#### Texto de lectura ####
A horcajadas de los siglos XVIII y XIX la moralización de la sociedad
se planteaba desde la perspectiva de la religión en términos de obediencia
y respeto planteados en los siguientes términos: "Respetar y temer a
Dios, a los santos de su particular devoción, al sacerdote, al padre,
al cacique o al jefe político parecía ser la clave para entender la
aculturación infantil", señala Staples.
Don Guillermo
Prieto nos comunica muy bien los modelos de educación infantil que prevalecían
a principios del XIX:
El
ideal de un niño consistía en que se estuviese quietecito horas enteras,
en saber un buen trozo del Catecismo, de memoria, en oficiar el rosario
en las horas tremendas, comer con tenedor y cuchillo, dar las gracias
a tiempo, besar la mano a los padres y decir que quería ser emperador,
santo sacerdote o, cuando menos, mártir del Japón.
En
cuanto a la niña, le era permitido dar sus ojitos y sus piernitas a
los amigos, hacer comida con sus muñecas, ir a la iglesia con los ojos
bajos, comer poco... rezar mucho y no querer jugar al merolico con sus
primos, sino ser monja.
La
persistencia del modelo catequístico que dominó la vida colonial persistió
muchas décadas después; la formulación de preguntas y respuestas preelaboradas
repetidas por los niños mecánicamente, denotaba una forma de pensar y
de sentir mediada por la autoridad en cuestión, que nos remite a una interpretación
del mundo y del sentido de la vida humana en él, próximo a la cosmovisión
teocéntrica. Ahí el niño y el adulto aprendían lo que se esperaba de ellos.
#### Datos del ejercicio ####
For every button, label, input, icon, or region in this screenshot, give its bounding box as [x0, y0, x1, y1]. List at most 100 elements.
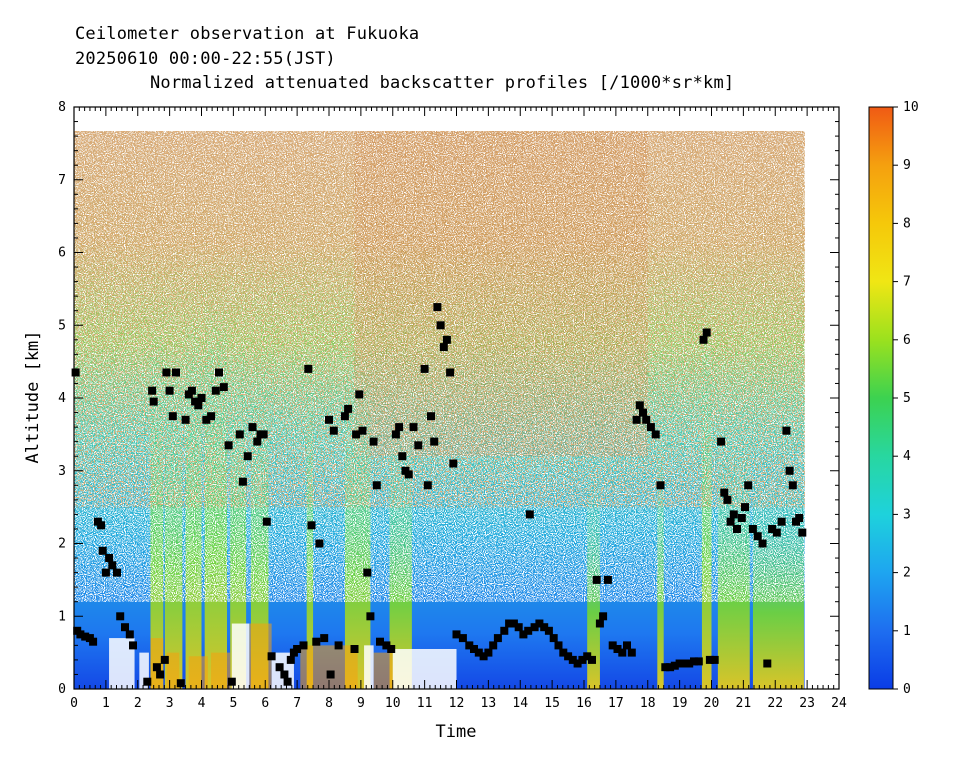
- x-tick-label: 7: [293, 696, 301, 711]
- cloud-base-point: [262, 517, 271, 526]
- cloud-base-point: [559, 648, 568, 657]
- cloud-base-point: [474, 648, 483, 657]
- cloud-base-point: [420, 364, 429, 373]
- cloud-base-point: [149, 397, 158, 406]
- cloud-base-point: [661, 663, 670, 672]
- cloud-base-point: [329, 426, 338, 435]
- field-gap-1: [139, 652, 149, 689]
- cloud-base-point: [433, 303, 442, 312]
- x-tick-label: 21: [736, 696, 752, 711]
- colorbar-tick-label: 9: [903, 158, 911, 173]
- cloud-base-point: [156, 670, 165, 679]
- cloud-base-point: [181, 415, 190, 424]
- cloud-base-point: [675, 659, 684, 668]
- cloud-base-point: [505, 619, 514, 628]
- cloud-base-point: [544, 626, 553, 635]
- cloud-base-point: [627, 648, 636, 657]
- colorbar-tick-label: 7: [903, 275, 911, 290]
- cloud-base-point: [613, 645, 622, 653]
- cloud-base-point: [215, 368, 223, 377]
- x-tick-label: 17: [608, 696, 624, 711]
- cloud-base-point: [554, 641, 563, 650]
- cloud-base-point: [423, 481, 432, 490]
- cloud-base-point: [105, 554, 114, 562]
- cloud-base-point: [733, 525, 741, 533]
- cloud-base-point: [578, 655, 587, 664]
- cloud-base-point: [623, 641, 631, 650]
- cloud-base-point: [717, 437, 726, 446]
- field-boundary-6: [373, 652, 393, 689]
- cloud-base-point: [509, 619, 518, 628]
- cloud-base-point: [710, 655, 719, 664]
- cloud-base-point: [382, 641, 391, 650]
- cloud-base-point: [325, 415, 333, 424]
- cloud-base-point: [299, 641, 308, 650]
- cloud-base-point: [573, 659, 582, 668]
- cloud-base-point: [525, 510, 534, 519]
- cloud-base-point: [235, 430, 244, 439]
- cloud-base-point: [168, 412, 177, 421]
- cloud-base-point: [795, 514, 804, 522]
- colorbar-tick-label: 0: [903, 682, 911, 697]
- cloud-base-point: [699, 335, 708, 344]
- cloud-base-point: [737, 514, 746, 522]
- cloud-base-point: [439, 343, 448, 352]
- x-tick-label: 11: [417, 696, 433, 711]
- cloud-base-point: [243, 452, 252, 461]
- cloud-base-point: [211, 386, 220, 395]
- cloud-base-point: [376, 637, 384, 646]
- cloud-base-point: [646, 423, 655, 432]
- cloud-base-point: [484, 648, 493, 657]
- cloud-base-point: [702, 328, 711, 337]
- cloud-base-point: [283, 677, 292, 686]
- cloud-base-point: [81, 632, 90, 641]
- x-tick-label: 19: [672, 696, 688, 711]
- cloud-base-point: [404, 470, 413, 479]
- colorbar-tick-label: 6: [903, 333, 911, 348]
- x-tick-label: 16: [576, 696, 592, 711]
- cloud-base-point: [366, 612, 375, 621]
- cloud-base-point: [427, 412, 435, 421]
- cloud-base-point: [729, 510, 738, 519]
- cloud-base-point: [758, 539, 767, 548]
- cloud-base-points: [71, 303, 807, 688]
- cloud-base-point: [592, 575, 601, 584]
- cloud-base-point: [720, 488, 729, 497]
- cloud-base-point: [465, 641, 474, 650]
- cloud-base-point: [259, 430, 268, 439]
- cloud-base-point: [197, 394, 206, 402]
- cloud-base-point: [635, 401, 644, 410]
- cloud-base-point: [238, 477, 247, 486]
- cloud-base-point: [307, 521, 316, 530]
- cloud-base-point: [500, 626, 509, 635]
- x-tick-label: 1: [102, 696, 110, 711]
- cloud-base-point: [98, 546, 107, 555]
- cloud-base-point: [519, 630, 528, 639]
- x-tick-label: 0: [70, 696, 78, 711]
- colorbar-tick-label: 1: [903, 624, 911, 639]
- cloud-base-point: [395, 423, 404, 432]
- cloud-base-point: [372, 481, 381, 490]
- cloud-base-point: [267, 652, 276, 661]
- cloud-base-point: [608, 641, 617, 650]
- cloud-base-point: [656, 481, 665, 490]
- cloud-base-point: [479, 652, 488, 661]
- cloud-base-point: [603, 575, 612, 584]
- cloud-base-point: [514, 623, 523, 632]
- x-tick-label: 6: [261, 696, 269, 711]
- cloud-base-point: [176, 679, 185, 688]
- colorbar-tick-label: 3: [903, 507, 911, 522]
- y-tick-label: 3: [58, 464, 66, 479]
- field-gap-2: [231, 623, 250, 689]
- chart-title-line-1: Ceilometer observation at Fukuoka: [75, 24, 420, 44]
- cloud-base-point: [207, 412, 216, 421]
- colorbar-tick-label: 2: [903, 566, 911, 581]
- cloud-base-point: [89, 637, 98, 646]
- y-tick-label: 1: [58, 609, 66, 624]
- cloud-base-point: [352, 430, 361, 439]
- cloud-base-point: [785, 466, 794, 475]
- cloud-base-point: [690, 657, 698, 666]
- cloud-base-point: [772, 528, 781, 537]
####
[Lista de tareas]:
**A.** Según la cita de Staples en el texto de lectura, ¿a quiénes había que respetar y temer? Enumérelos todos.
**B.** Devuelva sin modificaciones las líneas de los registros comprendidas desde la que contiene "- x-tick-label: 7: [293, 696, 301, 711]" hasta la que contiene "- cloud-base-point: [573, 659, 582, 668]", ambas incluidas.

[Resultados]:
**A.**
- Dios
- los santos de su particular devoción
- el sacerdote
- el padre
- el cacique
- el jefe político

**B.**
- x-tick-label: 7: [293, 696, 301, 711]
- cloud-base-point: [262, 517, 271, 526]
- cloud-base-point: [559, 648, 568, 657]
- cloud-base-point: [474, 648, 483, 657]
- cloud-base-point: [420, 364, 429, 373]
- cloud-base-point: [149, 397, 158, 406]
- cloud-base-point: [661, 663, 670, 672]
- cloud-base-point: [329, 426, 338, 435]
- field-gap-1: [139, 652, 149, 689]
- cloud-base-point: [433, 303, 442, 312]
- x-tick-label: 21: [736, 696, 752, 711]
- colorbar-tick-label: 9: [903, 158, 911, 173]
- cloud-base-point: [156, 670, 165, 679]
- cloud-base-point: [181, 415, 190, 424]
- cloud-base-point: [675, 659, 684, 668]
- cloud-base-point: [505, 619, 514, 628]
- cloud-base-point: [544, 626, 553, 635]
- cloud-base-point: [627, 648, 636, 657]
- colorbar-tick-label: 7: [903, 275, 911, 290]
- cloud-base-point: [613, 645, 622, 653]
- cloud-base-point: [215, 368, 223, 377]
- x-tick-label: 17: [608, 696, 624, 711]
- cloud-base-point: [554, 641, 563, 650]
- cloud-base-point: [423, 481, 432, 490]
- cloud-base-point: [105, 554, 114, 562]
- cloud-base-point: [733, 525, 741, 533]
- cloud-base-point: [578, 655, 587, 664]
- cloud-base-point: [623, 641, 631, 650]
- cloud-base-point: [717, 437, 726, 446]
- field-boundary-6: [373, 652, 393, 689]
- cloud-base-point: [509, 619, 518, 628]
- cloud-base-point: [710, 655, 719, 664]
- cloud-base-point: [382, 641, 391, 650]
- cloud-base-point: [325, 415, 333, 424]
- cloud-base-point: [299, 641, 308, 650]
- cloud-base-point: [573, 659, 582, 668]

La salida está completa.